### AIM
Write out the records word for word, starting from the first line and ending with the line that contains "value-cell: 93 [661, 477, 695, 500]", with that line included.

■ ■ ■

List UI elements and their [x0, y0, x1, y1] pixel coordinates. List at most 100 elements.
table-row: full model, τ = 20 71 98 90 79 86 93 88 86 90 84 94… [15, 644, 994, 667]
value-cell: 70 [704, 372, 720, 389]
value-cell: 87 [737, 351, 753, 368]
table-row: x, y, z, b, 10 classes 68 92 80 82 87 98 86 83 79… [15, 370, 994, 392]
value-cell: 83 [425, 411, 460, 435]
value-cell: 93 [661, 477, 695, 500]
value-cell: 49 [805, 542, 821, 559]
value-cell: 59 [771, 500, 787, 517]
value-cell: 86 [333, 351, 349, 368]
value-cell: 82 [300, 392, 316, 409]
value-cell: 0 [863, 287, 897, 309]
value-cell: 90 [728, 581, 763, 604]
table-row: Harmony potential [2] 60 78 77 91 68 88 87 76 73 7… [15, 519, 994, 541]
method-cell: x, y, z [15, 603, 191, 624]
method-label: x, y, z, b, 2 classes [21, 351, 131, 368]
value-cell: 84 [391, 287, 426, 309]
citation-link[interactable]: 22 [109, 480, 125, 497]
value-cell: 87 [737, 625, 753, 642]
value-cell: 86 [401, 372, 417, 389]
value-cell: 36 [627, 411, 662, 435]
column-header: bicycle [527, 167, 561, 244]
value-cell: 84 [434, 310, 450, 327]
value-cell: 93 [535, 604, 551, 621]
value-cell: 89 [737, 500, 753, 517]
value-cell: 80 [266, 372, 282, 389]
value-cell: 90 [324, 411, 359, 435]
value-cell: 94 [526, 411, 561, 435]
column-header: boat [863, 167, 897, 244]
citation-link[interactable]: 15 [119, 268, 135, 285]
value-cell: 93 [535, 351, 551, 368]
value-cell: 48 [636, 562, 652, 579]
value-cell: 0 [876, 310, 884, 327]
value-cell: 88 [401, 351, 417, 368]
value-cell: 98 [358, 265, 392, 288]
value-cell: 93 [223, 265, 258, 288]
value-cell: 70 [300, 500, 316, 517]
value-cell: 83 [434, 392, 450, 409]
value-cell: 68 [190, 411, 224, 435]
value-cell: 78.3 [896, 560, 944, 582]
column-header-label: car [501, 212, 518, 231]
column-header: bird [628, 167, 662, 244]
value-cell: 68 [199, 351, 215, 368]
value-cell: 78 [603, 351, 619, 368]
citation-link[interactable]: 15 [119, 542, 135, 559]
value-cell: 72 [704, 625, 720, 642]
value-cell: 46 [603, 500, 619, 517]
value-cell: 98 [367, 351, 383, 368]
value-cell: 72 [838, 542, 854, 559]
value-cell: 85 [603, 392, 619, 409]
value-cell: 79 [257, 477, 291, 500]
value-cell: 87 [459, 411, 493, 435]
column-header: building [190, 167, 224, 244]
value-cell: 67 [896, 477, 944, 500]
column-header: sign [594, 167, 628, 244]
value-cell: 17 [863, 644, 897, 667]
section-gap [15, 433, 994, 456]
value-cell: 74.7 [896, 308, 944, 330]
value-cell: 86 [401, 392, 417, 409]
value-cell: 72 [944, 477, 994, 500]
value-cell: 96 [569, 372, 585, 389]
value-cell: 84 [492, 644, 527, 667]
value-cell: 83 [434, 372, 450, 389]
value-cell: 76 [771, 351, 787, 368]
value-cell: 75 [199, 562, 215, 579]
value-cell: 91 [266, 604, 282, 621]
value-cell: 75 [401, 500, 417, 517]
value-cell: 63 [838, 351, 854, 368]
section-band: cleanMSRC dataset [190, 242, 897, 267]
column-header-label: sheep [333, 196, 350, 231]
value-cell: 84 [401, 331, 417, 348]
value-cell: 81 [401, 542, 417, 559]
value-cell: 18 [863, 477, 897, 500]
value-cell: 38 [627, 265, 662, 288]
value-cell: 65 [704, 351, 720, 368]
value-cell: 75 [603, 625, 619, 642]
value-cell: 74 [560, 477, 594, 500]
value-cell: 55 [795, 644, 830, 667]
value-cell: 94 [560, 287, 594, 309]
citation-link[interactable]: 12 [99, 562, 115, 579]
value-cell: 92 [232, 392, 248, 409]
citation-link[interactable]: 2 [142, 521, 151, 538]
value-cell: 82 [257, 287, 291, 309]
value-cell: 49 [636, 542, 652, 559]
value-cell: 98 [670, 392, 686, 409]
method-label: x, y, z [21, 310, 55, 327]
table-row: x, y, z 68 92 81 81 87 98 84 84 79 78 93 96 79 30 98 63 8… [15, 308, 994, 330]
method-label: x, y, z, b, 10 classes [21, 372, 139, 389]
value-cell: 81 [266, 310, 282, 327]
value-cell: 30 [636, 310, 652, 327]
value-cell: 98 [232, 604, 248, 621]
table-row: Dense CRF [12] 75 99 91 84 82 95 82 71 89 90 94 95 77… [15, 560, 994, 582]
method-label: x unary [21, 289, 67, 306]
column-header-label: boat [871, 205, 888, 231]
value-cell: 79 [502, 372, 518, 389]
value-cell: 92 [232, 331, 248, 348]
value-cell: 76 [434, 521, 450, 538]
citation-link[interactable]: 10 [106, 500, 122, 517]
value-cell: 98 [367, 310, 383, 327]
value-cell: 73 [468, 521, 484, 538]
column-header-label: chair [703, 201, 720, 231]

■ ■ ■

### EXERCISE ANSWER
List UI elements and their [x0, y0, x1, y1] pixel coordinates. List at most 100 elements.
table-row: full model, τ = 20 71 98 90 79 86 93 88 86 90 84 94… [15, 644, 994, 667]
value-cell: 70 [704, 372, 720, 389]
value-cell: 87 [737, 351, 753, 368]
table-row: x, y, z, b, 10 classes 68 92 80 82 87 98 86 83 79… [15, 370, 994, 392]
value-cell: 83 [425, 411, 460, 435]
value-cell: 93 [661, 477, 695, 500]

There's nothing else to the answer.